*Given instruction:*
Below are some records. Pull every line that contains the word "staff".

*Exercise input:*
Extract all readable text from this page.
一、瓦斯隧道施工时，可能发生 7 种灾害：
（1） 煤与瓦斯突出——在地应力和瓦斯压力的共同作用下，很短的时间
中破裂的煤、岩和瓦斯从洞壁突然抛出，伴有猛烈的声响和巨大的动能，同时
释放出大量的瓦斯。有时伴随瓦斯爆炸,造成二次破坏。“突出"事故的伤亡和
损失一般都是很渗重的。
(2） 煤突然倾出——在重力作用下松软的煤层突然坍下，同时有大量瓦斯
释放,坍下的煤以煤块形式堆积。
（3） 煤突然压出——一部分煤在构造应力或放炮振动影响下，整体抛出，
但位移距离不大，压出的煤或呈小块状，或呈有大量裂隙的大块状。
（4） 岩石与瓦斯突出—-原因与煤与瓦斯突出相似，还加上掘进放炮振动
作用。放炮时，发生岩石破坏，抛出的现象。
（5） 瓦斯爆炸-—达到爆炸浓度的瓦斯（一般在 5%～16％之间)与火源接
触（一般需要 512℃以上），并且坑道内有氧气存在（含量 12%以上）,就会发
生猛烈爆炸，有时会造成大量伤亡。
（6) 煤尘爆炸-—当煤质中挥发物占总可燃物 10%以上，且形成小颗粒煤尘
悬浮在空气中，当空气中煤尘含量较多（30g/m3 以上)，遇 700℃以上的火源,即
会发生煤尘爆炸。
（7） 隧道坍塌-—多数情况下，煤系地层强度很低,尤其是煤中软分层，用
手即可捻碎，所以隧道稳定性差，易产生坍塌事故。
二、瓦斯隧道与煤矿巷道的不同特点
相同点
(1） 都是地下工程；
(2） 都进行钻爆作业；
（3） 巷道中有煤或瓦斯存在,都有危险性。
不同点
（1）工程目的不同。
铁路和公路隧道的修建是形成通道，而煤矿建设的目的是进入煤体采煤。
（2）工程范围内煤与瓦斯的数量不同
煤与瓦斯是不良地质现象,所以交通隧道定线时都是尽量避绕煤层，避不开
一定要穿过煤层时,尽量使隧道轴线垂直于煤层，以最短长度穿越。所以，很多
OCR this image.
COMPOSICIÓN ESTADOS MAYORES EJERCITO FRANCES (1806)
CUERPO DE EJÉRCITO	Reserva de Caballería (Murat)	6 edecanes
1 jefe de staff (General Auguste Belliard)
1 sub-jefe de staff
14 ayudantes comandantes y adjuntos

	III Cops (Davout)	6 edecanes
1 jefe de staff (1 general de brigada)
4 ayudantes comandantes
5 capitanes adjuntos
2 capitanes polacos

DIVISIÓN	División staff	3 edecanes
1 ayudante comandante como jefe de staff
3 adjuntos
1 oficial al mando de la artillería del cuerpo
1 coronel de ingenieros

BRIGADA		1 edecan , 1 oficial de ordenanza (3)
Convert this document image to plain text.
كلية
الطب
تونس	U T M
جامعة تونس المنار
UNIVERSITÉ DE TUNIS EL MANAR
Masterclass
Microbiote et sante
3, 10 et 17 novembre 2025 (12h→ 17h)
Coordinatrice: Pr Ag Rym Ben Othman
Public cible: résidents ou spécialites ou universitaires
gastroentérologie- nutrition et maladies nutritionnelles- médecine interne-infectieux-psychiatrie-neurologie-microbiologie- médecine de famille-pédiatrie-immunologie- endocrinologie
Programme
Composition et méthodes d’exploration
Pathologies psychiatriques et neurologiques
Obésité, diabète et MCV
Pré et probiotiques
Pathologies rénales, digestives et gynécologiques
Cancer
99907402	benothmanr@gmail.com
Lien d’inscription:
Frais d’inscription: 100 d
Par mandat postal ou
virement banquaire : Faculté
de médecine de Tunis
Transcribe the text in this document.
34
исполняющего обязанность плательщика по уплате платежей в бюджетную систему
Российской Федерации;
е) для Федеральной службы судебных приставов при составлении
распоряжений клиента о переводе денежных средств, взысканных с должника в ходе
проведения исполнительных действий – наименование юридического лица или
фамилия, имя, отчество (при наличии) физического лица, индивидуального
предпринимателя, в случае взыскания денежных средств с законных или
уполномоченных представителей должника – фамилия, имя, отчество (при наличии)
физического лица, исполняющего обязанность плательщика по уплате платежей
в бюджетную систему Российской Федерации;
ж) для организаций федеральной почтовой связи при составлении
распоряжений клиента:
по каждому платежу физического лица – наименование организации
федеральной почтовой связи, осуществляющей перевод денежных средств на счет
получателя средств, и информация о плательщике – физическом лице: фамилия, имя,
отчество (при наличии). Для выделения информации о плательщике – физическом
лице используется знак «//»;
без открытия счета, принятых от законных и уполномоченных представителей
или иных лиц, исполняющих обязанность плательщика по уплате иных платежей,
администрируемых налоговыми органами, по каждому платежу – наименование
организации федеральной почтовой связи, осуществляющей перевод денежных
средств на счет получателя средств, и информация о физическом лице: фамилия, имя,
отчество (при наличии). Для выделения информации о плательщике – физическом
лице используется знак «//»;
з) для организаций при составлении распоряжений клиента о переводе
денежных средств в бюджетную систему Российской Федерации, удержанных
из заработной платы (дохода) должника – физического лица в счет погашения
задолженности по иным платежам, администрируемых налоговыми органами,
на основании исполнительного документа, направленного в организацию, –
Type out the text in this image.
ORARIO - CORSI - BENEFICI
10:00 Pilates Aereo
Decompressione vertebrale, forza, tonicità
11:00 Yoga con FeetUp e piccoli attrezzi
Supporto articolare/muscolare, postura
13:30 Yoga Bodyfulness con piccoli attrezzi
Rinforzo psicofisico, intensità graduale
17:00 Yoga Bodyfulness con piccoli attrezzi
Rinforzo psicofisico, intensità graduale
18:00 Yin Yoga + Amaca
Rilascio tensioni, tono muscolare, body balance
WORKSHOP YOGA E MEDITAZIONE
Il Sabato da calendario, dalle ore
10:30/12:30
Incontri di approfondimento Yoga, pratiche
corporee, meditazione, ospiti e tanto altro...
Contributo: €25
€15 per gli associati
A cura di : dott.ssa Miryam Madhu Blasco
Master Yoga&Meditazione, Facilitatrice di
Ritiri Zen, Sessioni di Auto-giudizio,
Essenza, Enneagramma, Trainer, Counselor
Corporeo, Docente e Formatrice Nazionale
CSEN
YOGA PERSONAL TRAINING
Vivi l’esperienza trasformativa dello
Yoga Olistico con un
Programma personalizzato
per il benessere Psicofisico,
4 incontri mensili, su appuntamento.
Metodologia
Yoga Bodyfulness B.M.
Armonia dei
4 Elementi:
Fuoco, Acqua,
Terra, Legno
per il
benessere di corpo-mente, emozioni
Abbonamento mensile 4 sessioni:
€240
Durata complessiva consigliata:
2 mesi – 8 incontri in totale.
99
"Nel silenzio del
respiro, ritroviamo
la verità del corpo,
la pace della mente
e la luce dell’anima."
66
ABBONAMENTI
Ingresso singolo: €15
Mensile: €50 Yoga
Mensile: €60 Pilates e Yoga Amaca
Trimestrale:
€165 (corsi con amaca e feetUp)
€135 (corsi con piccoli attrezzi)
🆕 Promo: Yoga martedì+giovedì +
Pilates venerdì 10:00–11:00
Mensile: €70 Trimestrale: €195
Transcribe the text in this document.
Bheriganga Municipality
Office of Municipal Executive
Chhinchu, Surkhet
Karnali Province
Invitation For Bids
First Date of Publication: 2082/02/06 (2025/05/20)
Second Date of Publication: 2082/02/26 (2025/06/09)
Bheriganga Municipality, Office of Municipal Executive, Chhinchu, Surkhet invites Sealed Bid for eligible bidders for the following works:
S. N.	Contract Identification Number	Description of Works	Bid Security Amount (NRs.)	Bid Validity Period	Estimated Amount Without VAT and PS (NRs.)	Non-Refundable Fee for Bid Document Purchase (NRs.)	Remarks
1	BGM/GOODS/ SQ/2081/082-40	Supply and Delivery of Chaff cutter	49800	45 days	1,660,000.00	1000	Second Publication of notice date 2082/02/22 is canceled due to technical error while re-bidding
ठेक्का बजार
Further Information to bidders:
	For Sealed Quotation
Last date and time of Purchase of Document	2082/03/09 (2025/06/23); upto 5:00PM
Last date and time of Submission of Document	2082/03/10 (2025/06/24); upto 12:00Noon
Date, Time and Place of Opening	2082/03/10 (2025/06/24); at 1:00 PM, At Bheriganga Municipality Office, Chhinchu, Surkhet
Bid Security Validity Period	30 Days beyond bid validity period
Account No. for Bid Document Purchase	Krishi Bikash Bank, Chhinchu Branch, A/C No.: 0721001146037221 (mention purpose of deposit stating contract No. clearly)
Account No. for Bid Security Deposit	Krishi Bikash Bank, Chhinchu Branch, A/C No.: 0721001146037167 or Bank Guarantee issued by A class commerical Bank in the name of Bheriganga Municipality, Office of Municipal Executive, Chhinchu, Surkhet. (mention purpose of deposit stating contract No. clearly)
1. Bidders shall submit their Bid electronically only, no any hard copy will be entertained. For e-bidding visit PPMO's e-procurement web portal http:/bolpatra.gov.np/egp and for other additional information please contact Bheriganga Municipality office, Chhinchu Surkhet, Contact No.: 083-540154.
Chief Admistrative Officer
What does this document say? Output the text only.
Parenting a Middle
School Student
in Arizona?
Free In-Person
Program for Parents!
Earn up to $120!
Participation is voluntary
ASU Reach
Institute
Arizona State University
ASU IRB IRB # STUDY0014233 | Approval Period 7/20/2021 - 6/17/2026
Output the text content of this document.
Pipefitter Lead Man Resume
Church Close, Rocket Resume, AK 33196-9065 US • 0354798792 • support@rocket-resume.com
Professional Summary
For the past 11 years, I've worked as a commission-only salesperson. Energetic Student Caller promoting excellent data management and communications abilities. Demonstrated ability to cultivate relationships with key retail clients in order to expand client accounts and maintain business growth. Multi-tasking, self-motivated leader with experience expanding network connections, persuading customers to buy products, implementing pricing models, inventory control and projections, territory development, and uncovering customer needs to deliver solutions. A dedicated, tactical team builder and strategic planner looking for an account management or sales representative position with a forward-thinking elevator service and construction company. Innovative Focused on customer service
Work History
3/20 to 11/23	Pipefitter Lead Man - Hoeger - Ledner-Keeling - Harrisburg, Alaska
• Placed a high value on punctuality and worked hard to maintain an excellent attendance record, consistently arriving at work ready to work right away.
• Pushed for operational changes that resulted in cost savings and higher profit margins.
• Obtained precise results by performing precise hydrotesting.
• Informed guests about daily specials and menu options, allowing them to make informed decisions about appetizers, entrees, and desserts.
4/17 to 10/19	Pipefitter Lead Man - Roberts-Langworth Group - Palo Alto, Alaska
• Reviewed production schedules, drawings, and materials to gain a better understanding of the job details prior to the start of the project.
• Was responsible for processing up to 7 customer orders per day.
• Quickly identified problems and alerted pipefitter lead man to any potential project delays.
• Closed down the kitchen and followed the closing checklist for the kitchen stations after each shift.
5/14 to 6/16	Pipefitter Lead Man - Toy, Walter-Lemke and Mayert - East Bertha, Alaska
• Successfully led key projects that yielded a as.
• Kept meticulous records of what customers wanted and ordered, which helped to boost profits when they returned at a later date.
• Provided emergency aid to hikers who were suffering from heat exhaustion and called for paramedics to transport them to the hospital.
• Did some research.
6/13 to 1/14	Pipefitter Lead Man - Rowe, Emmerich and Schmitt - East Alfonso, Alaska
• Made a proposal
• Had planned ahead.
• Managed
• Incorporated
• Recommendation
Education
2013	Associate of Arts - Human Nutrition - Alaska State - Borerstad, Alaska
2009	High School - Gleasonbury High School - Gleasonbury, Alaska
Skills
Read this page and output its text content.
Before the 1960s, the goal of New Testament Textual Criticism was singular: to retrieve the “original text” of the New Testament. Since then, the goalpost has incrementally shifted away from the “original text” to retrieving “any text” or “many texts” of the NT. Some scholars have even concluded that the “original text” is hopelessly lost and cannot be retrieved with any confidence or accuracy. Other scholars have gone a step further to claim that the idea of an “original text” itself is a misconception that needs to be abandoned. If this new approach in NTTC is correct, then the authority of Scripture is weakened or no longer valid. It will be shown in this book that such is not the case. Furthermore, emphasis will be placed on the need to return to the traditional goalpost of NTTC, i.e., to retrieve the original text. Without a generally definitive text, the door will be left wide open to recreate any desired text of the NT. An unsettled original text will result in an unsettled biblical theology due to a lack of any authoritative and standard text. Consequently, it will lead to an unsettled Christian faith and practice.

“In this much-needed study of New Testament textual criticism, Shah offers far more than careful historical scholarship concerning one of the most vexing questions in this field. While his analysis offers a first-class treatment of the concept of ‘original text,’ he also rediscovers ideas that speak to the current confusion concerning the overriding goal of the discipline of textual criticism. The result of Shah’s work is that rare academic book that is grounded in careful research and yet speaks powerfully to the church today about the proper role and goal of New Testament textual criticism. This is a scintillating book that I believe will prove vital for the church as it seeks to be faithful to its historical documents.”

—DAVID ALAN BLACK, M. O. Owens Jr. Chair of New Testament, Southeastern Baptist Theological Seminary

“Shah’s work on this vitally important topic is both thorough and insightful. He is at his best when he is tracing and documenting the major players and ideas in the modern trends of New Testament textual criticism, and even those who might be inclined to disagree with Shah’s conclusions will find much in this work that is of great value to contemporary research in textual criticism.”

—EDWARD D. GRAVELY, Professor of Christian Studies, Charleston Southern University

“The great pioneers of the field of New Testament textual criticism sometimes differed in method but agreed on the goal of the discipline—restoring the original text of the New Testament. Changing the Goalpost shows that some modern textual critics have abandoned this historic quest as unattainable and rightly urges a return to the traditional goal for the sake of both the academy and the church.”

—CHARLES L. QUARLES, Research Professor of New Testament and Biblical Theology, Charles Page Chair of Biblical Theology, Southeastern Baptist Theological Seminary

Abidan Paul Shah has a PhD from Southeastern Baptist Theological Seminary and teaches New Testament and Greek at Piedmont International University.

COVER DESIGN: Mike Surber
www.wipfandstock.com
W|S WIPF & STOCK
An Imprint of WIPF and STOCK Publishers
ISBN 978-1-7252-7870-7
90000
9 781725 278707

*Solution for this task:*
1 jefe de staff (General Auguste Belliard)
1 sub-jefe de staff
1 jefe de staff (1 general de brigada)
DIVISIÓN	División staff	3 edecanes
1 ayudante comandante como jefe de staff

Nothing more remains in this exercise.